**DATA PROVIDED**

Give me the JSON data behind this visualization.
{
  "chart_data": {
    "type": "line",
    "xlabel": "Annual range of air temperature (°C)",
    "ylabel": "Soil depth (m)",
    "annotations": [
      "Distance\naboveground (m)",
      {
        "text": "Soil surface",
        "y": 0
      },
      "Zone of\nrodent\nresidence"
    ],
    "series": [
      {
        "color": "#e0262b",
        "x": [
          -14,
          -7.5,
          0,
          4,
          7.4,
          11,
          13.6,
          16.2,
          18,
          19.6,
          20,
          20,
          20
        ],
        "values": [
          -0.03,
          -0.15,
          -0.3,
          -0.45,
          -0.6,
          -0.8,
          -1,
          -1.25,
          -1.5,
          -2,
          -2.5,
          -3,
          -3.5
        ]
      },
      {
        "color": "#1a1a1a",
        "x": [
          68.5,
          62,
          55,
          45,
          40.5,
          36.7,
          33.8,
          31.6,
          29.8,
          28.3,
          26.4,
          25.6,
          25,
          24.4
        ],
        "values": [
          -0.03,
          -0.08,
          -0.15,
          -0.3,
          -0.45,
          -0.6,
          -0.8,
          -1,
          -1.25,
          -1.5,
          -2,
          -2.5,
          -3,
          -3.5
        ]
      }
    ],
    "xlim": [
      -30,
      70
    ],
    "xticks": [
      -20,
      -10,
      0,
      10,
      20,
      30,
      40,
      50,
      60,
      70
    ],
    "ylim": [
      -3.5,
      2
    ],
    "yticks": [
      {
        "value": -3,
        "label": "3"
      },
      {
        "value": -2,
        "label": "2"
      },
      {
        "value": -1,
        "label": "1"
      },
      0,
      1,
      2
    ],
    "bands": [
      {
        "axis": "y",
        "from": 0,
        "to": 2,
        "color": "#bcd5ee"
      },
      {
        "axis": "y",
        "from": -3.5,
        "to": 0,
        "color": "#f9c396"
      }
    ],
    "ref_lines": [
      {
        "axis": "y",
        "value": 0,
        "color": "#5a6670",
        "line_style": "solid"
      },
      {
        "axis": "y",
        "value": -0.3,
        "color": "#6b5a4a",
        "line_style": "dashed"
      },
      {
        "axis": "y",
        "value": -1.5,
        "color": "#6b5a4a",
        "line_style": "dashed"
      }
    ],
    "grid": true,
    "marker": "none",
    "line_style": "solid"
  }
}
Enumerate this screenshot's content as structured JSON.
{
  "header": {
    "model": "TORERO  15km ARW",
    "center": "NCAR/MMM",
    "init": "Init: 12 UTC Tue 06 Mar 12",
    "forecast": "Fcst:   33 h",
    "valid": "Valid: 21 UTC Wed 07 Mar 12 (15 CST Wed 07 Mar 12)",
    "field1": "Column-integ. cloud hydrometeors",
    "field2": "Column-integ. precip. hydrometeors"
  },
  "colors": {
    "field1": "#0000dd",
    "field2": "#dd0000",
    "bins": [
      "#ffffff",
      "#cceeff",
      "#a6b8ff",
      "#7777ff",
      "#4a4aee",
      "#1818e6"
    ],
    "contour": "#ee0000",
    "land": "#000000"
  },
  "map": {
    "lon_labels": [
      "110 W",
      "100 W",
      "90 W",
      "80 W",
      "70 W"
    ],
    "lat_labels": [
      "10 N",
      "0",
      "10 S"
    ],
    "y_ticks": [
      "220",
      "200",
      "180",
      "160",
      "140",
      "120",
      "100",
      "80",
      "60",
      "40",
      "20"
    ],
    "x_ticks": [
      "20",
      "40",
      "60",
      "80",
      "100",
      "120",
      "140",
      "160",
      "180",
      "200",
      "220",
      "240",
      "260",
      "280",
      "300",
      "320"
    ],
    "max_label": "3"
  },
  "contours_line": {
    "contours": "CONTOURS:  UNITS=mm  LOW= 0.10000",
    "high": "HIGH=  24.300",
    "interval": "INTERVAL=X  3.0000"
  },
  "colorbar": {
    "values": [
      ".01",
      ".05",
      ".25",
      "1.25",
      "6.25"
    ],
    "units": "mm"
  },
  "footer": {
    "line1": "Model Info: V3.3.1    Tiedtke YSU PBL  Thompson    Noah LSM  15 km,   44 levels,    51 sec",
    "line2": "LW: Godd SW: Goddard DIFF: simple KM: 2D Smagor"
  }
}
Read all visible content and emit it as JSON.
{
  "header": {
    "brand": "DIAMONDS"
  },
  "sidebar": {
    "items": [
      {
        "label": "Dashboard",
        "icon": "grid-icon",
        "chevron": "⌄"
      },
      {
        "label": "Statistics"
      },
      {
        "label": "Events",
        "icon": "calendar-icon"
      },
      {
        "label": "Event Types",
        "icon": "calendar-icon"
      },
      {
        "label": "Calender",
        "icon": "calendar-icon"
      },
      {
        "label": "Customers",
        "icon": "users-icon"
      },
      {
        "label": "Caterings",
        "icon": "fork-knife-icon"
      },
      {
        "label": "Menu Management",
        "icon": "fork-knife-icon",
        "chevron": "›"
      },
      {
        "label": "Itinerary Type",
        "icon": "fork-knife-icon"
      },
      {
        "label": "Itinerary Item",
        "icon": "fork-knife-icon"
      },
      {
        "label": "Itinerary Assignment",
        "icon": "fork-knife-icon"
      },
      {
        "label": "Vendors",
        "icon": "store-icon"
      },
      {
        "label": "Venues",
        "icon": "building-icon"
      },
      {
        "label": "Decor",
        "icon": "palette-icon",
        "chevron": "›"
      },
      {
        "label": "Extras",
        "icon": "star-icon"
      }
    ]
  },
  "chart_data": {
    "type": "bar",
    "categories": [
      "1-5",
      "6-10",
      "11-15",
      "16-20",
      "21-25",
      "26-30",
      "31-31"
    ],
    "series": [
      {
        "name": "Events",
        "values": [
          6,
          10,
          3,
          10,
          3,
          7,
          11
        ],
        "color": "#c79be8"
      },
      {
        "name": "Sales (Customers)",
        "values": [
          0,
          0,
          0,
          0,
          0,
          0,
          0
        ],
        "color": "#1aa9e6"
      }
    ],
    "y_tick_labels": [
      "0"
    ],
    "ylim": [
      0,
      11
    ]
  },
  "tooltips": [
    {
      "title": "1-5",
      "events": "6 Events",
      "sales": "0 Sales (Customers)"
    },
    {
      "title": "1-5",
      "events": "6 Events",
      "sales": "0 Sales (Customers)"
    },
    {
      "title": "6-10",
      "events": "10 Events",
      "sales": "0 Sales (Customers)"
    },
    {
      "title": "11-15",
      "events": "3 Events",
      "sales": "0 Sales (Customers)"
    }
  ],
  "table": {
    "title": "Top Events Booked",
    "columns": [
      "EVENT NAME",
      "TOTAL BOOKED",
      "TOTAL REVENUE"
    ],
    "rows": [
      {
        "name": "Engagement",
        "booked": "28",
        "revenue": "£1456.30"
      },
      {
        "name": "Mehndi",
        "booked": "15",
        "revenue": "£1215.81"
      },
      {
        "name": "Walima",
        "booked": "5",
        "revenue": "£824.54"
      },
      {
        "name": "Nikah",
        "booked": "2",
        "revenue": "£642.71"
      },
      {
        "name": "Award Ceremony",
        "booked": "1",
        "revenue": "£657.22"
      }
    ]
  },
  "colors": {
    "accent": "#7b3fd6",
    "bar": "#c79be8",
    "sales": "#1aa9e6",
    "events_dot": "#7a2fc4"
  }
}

**WHAT TO WORK ON**
Write out the whole listing exactly.

**ANSWER FOR THIS EXERCISE**
Give me the JSON data behind this visualization.
{
  "chart_data": {
    "type": "line",
    "xlabel": "Annual range of air temperature (°C)",
    "ylabel": "Soil depth (m)",
    "annotations": [
      "Distance\naboveground (m)",
      {
        "text": "Soil surface",
        "y": 0
      },
      "Zone of\nrodent\nresidence"
    ],
    "series": [
      {
        "color": "#e0262b",
        "x": [
          -14,
          -7.5,
          0,
          4,
          7.4,
          11,
          13.6,
          16.2,
          18,
          19.6,
          20,
          20,
          20
        ],
        "values": [
          -0.03,
          -0.15,
          -0.3,
          -0.45,
          -0.6,
          -0.8,
          -1,
          -1.25,
          -1.5,
          -2,
          -2.5,
          -3,
          -3.5
        ]
      },
      {
        "color": "#1a1a1a",
        "x": [
          68.5,
          62,
          55,
          45,
          40.5,
          36.7,
          33.8,
          31.6,
          29.8,
          28.3,
          26.4,
          25.6,
          25,
          24.4
        ],
        "values": [
          -0.03,
          -0.08,
          -0.15,
          -0.3,
          -0.45,
          -0.6,
          -0.8,
          -1,
          -1.25,
          -1.5,
          -2,
          -2.5,
          -3,
          -3.5
        ]
      }
    ],
    "xlim": [
      -30,
      70
    ],
    "xticks": [
      -20,
      -10,
      0,
      10,
      20,
      30,
      40,
      50,
      60,
      70
    ],
    "ylim": [
      -3.5,
      2
    ],
    "yticks": [
      {
        "value": -3,
        "label": "3"
      },
      {
        "value": -2,
        "label": "2"
      },
      {
        "value": -1,
        "label": "1"
      },
      0,
      1,
      2
    ],
    "bands": [
      {
        "axis": "y",
        "from": 0,
        "to": 2,
        "color": "#bcd5ee"
      },
      {
        "axis": "y",
        "from": -3.5,
        "to": 0,
        "color": "#f9c396"
      }
    ],
    "ref_lines": [
      {
        "axis": "y",
        "value": 0,
        "color": "#5a6670",
        "line_style": "solid"
      },
      {
        "axis": "y",
        "value": -0.3,
        "color": "#6b5a4a",
        "line_style": "dashed"
      },
      {
        "axis": "y",
        "value": -1.5,
        "color": "#6b5a4a",
        "line_style": "dashed"
      }
    ],
    "grid": true,
    "marker": "none",
    "line_style": "solid"
  }
}
Enumerate this screenshot's content as structured JSON.
{
  "header": {
    "model": "TORERO  15km ARW",
    "center": "NCAR/MMM",
    "init": "Init: 12 UTC Tue 06 Mar 12",
    "forecast": "Fcst:   33 h",
    "valid": "Valid: 21 UTC Wed 07 Mar 12 (15 CST Wed 07 Mar 12)",
    "field1": "Column-integ. cloud hydrometeors",
    "field2": "Column-integ. precip. hydrometeors"
  },
  "colors": {
    "field1": "#0000dd",
    "field2": "#dd0000",
    "bins": [
      "#ffffff",
      "#cceeff",
      "#a6b8ff",
      "#7777ff",
      "#4a4aee",
      "#1818e6"
    ],
    "contour": "#ee0000",
    "land": "#000000"
  },
  "map": {
    "lon_labels": [
      "110 W",
      "100 W",
      "90 W",
      "80 W",
      "70 W"
    ],
    "lat_labels": [
      "10 N",
      "0",
      "10 S"
    ],
    "y_ticks": [
      "220",
      "200",
      "180",
      "160",
      "140",
      "120",
      "100",
      "80",
      "60",
      "40",
      "20"
    ],
    "x_ticks": [
      "20",
      "40",
      "60",
      "80",
      "100",
      "120",
      "140",
      "160",
      "180",
      "200",
      "220",
      "240",
      "260",
      "280",
      "300",
      "320"
    ],
    "max_label": "3"
  },
  "contours_line": {
    "contours": "CONTOURS:  UNITS=mm  LOW= 0.10000",
    "high": "HIGH=  24.300",
    "interval": "INTERVAL=X  3.0000"
  },
  "colorbar": {
    "values": [
      ".01",
      ".05",
      ".25",
      "1.25",
      "6.25"
    ],
    "units": "mm"
  },
  "footer": {
    "line1": "Model Info: V3.3.1    Tiedtke YSU PBL  Thompson    Noah LSM  15 km,   44 levels,    51 sec",
    "line2": "LW: Godd SW: Goddard DIFF: simple KM: 2D Smagor"
  }
}
Read all visible content and emit it as JSON.
{
  "header": {
    "brand": "DIAMONDS"
  },
  "sidebar": {
    "items": [
      {
        "label": "Dashboard",
        "icon": "grid-icon",
        "chevron": "⌄"
      },
      {
        "label": "Statistics"
      },
      {
        "label": "Events",
        "icon": "calendar-icon"
      },
      {
        "label": "Event Types",
        "icon": "calendar-icon"
      },
      {
        "label": "Calender",
        "icon": "calendar-icon"
      },
      {
        "label": "Customers",
        "icon": "users-icon"
      },
      {
        "label": "Caterings",
        "icon": "fork-knife-icon"
      },
      {
        "label": "Menu Management",
        "icon": "fork-knife-icon",
        "chevron": "›"
      },
      {
        "label": "Itinerary Type",
        "icon": "fork-knife-icon"
      },
      {
        "label": "Itinerary Item",
        "icon": "fork-knife-icon"
      },
      {
        "label": "Itinerary Assignment",
        "icon": "fork-knife-icon"
      },
      {
        "label": "Vendors",
        "icon": "store-icon"
      },
      {
        "label": "Venues",
        "icon": "building-icon"
      },
      {
        "label": "Decor",
        "icon": "palette-icon",
        "chevron": "›"
      },
      {
        "label": "Extras",
        "icon": "star-icon"
      }
    ]
  },
  "chart_data": {
    "type": "bar",
    "categories": [
      "1-5",
      "6-10",
      "11-15",
      "16-20",
      "21-25",
      "26-30",
      "31-31"
    ],
    "series": [
      {
        "name": "Events",
        "values": [
          6,
          10,
          3,
          10,
          3,
          7,
          11
        ],
        "color": "#c79be8"
      },
      {
        "name": "Sales (Customers)",
        "values": [
          0,
          0,
          0,
          0,
          0,
          0,
          0
        ],
        "color": "#1aa9e6"
      }
    ],
    "y_tick_labels": [
      "0"
    ],
    "ylim": [
      0,
      11
    ]
  },
  "tooltips": [
    {
      "title": "1-5",
      "events": "6 Events",
      "sales": "0 Sales (Customers)"
    },
    {
      "title": "1-5",
      "events": "6 Events",
      "sales": "0 Sales (Customers)"
    },
    {
      "title": "6-10",
      "events": "10 Events",
      "sales": "0 Sales (Customers)"
    },
    {
      "title": "11-15",
      "events": "3 Events",
      "sales": "0 Sales (Customers)"
    }
  ],
  "table": {
    "title": "Top Events Booked",
    "columns": [
      "EVENT NAME",
      "TOTAL BOOKED",
      "TOTAL REVENUE"
    ],
    "rows": [
      {
        "name": "Engagement",
        "booked": "28",
        "revenue": "£1456.30"
      },
      {
        "name": "Mehndi",
        "booked": "15",
        "revenue": "£1215.81"
      },
      {
        "name": "Walima",
        "booked": "5",
        "revenue": "£824.54"
      },
      {
        "name": "Nikah",
        "booked": "2",
        "revenue": "£642.71"
      },
      {
        "name": "Award Ceremony",
        "booked": "1",
        "revenue": "£657.22"
      }
    ]
  },
  "colors": {
    "accent": "#7b3fd6",
    "bar": "#c79be8",
    "sales": "#1aa9e6",
    "events_dot": "#7a2fc4"
  }
}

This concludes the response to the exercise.